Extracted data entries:
BEGIN
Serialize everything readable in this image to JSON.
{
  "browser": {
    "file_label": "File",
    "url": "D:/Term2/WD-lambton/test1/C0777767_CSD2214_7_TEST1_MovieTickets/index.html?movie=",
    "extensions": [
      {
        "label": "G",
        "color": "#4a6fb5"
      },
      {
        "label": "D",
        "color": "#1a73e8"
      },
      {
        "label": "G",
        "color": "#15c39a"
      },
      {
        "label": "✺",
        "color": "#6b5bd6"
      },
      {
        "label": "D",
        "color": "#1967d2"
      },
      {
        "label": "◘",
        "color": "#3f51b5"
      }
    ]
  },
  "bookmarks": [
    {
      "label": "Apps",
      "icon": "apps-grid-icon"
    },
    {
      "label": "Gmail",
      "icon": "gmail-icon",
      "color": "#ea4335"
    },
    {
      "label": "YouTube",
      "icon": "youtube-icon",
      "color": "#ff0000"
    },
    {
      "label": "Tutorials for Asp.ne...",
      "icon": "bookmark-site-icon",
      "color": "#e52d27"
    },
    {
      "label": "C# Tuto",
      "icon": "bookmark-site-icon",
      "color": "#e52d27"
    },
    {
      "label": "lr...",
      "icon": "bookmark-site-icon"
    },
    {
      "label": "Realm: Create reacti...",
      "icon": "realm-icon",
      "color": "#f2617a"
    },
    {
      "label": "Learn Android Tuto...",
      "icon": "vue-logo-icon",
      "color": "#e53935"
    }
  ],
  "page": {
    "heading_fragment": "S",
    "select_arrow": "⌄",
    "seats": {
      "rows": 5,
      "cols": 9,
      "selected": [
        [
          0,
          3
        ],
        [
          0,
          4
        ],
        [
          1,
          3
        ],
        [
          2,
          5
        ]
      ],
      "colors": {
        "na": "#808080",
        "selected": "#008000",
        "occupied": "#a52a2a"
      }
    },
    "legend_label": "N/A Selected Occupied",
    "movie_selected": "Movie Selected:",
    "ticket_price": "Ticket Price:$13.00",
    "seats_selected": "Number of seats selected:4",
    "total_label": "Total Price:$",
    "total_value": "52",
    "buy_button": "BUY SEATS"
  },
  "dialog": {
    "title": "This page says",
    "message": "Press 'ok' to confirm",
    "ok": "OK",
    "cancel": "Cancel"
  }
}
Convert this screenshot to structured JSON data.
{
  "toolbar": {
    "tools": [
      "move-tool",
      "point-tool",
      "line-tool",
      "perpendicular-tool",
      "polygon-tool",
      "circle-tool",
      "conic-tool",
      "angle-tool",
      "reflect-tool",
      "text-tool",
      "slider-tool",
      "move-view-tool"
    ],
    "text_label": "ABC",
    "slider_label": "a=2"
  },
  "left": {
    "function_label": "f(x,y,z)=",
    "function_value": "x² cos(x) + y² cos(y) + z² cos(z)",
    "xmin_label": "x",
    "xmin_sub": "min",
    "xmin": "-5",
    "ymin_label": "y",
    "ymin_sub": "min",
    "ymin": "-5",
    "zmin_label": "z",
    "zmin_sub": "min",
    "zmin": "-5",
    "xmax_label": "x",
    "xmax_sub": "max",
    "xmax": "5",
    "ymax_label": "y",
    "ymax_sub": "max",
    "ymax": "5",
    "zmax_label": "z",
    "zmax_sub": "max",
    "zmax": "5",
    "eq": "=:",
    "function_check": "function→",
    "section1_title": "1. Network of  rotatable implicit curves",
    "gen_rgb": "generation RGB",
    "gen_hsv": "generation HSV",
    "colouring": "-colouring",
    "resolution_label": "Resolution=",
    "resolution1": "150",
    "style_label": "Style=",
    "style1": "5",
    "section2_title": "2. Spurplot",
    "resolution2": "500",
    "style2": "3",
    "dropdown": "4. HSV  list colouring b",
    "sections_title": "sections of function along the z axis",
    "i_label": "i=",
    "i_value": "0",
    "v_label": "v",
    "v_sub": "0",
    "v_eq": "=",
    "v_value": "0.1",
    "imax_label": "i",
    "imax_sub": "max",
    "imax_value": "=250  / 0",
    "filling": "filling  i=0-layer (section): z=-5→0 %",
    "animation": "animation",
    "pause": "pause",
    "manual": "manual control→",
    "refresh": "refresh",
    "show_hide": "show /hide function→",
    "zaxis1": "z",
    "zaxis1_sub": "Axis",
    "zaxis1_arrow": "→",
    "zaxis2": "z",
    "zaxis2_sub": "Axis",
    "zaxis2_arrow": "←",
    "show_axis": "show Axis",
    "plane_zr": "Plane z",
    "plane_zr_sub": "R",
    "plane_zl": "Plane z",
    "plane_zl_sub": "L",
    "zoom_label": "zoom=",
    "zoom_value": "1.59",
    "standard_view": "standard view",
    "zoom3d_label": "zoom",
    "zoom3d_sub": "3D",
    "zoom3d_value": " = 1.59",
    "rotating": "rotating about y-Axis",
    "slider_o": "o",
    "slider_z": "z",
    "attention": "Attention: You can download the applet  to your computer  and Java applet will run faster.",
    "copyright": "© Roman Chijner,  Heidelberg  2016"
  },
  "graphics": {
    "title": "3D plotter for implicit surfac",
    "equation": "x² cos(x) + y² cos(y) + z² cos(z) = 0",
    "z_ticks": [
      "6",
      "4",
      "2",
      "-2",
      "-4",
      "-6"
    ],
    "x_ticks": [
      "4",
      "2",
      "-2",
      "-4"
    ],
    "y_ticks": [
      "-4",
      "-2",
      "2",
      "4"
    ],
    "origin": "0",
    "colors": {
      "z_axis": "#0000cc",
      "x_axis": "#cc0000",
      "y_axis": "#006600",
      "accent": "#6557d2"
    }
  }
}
END
WORK TO COMPLETE:
Extract each line of the material exactly as it stands.

EXPECTED ANSWER:
Serialize everything readable in this image to JSON.
{
  "browser": {
    "file_label": "File",
    "url": "D:/Term2/WD-lambton/test1/C0777767_CSD2214_7_TEST1_MovieTickets/index.html?movie=",
    "extensions": [
      {
        "label": "G",
        "color": "#4a6fb5"
      },
      {
        "label": "D",
        "color": "#1a73e8"
      },
      {
        "label": "G",
        "color": "#15c39a"
      },
      {
        "label": "✺",
        "color": "#6b5bd6"
      },
      {
        "label": "D",
        "color": "#1967d2"
      },
      {
        "label": "◘",
        "color": "#3f51b5"
      }
    ]
  },
  "bookmarks": [
    {
      "label": "Apps",
      "icon": "apps-grid-icon"
    },
    {
      "label": "Gmail",
      "icon": "gmail-icon",
      "color": "#ea4335"
    },
    {
      "label": "YouTube",
      "icon": "youtube-icon",
      "color": "#ff0000"
    },
    {
      "label": "Tutorials for Asp.ne...",
      "icon": "bookmark-site-icon",
      "color": "#e52d27"
    },
    {
      "label": "C# Tuto",
      "icon": "bookmark-site-icon",
      "color": "#e52d27"
    },
    {
      "label": "lr...",
      "icon": "bookmark-site-icon"
    },
    {
      "label": "Realm: Create reacti...",
      "icon": "realm-icon",
      "color": "#f2617a"
    },
    {
      "label": "Learn Android Tuto...",
      "icon": "vue-logo-icon",
      "color": "#e53935"
    }
  ],
  "page": {
    "heading_fragment": "S",
    "select_arrow": "⌄",
    "seats": {
      "rows": 5,
      "cols": 9,
      "selected": [
        [
          0,
          3
        ],
        [
          0,
          4
        ],
        [
          1,
          3
        ],
        [
          2,
          5
        ]
      ],
      "colors": {
        "na": "#808080",
        "selected": "#008000",
        "occupied": "#a52a2a"
      }
    },
    "legend_label": "N/A Selected Occupied",
    "movie_selected": "Movie Selected:",
    "ticket_price": "Ticket Price:$13.00",
    "seats_selected": "Number of seats selected:4",
    "total_label": "Total Price:$",
    "total_value": "52",
    "buy_button": "BUY SEATS"
  },
  "dialog": {
    "title": "This page says",
    "message": "Press 'ok' to confirm",
    "ok": "OK",
    "cancel": "Cancel"
  }
}
Convert this screenshot to structured JSON data.
{
  "toolbar": {
    "tools": [
      "move-tool",
      "point-tool",
      "line-tool",
      "perpendicular-tool",
      "polygon-tool",
      "circle-tool",
      "conic-tool",
      "angle-tool",
      "reflect-tool",
      "text-tool",
      "slider-tool",
      "move-view-tool"
    ],
    "text_label": "ABC",
    "slider_label": "a=2"
  },
  "left": {
    "function_label": "f(x,y,z)=",
    "function_value": "x² cos(x) + y² cos(y) + z² cos(z)",
    "xmin_label": "x",
    "xmin_sub": "min",
    "xmin": "-5",
    "ymin_label": "y",
    "ymin_sub": "min",
    "ymin": "-5",
    "zmin_label": "z",
    "zmin_sub": "min",
    "zmin": "-5",
    "xmax_label": "x",
    "xmax_sub": "max",
    "xmax": "5",
    "ymax_label": "y",
    "ymax_sub": "max",
    "ymax": "5",
    "zmax_label": "z",
    "zmax_sub": "max",
    "zmax": "5",
    "eq": "=:",
    "function_check": "function→",
    "section1_title": "1. Network of  rotatable implicit curves",
    "gen_rgb": "generation RGB",
    "gen_hsv": "generation HSV",
    "colouring": "-colouring",
    "resolution_label": "Resolution=",
    "resolution1": "150",
    "style_label": "Style=",
    "style1": "5",
    "section2_title": "2. Spurplot",
    "resolution2": "500",
    "style2": "3",
    "dropdown": "4. HSV  list colouring b",
    "sections_title": "sections of function along the z axis",
    "i_label": "i=",
    "i_value": "0",
    "v_label": "v",
    "v_sub": "0",
    "v_eq": "=",
    "v_value": "0.1",
    "imax_label": "i",
    "imax_sub": "max",
    "imax_value": "=250  / 0",
    "filling": "filling  i=0-layer (section): z=-5→0 %",
    "animation": "animation",
    "pause": "pause",
    "manual": "manual control→",
    "refresh": "refresh",
    "show_hide": "show /hide function→",
    "zaxis1": "z",
    "zaxis1_sub": "Axis",
    "zaxis1_arrow": "→",
    "zaxis2": "z",
    "zaxis2_sub": "Axis",
    "zaxis2_arrow": "←",
    "show_axis": "show Axis",
    "plane_zr": "Plane z",
    "plane_zr_sub": "R",
    "plane_zl": "Plane z",
    "plane_zl_sub": "L",
    "zoom_label": "zoom=",
    "zoom_value": "1.59",
    "standard_view": "standard view",
    "zoom3d_label": "zoom",
    "zoom3d_sub": "3D",
    "zoom3d_value": " = 1.59",
    "rotating": "rotating about y-Axis",
    "slider_o": "o",
    "slider_z": "z",
    "attention": "Attention: You can download the applet  to your computer  and Java applet will run faster.",
    "copyright": "© Roman Chijner,  Heidelberg  2016"
  },
  "graphics": {
    "title": "3D plotter for implicit surfac",
    "equation": "x² cos(x) + y² cos(y) + z² cos(z) = 0",
    "z_ticks": [
      "6",
      "4",
      "2",
      "-2",
      "-4",
      "-6"
    ],
    "x_ticks": [
      "4",
      "2",
      "-2",
      "-4"
    ],
    "y_ticks": [
      "-4",
      "-2",
      "2",
      "4"
    ],
    "origin": "0",
    "colors": {
      "z_axis": "#0000cc",
      "x_axis": "#cc0000",
      "y_axis": "#006600",
      "accent": "#6557d2"
    }
  }
}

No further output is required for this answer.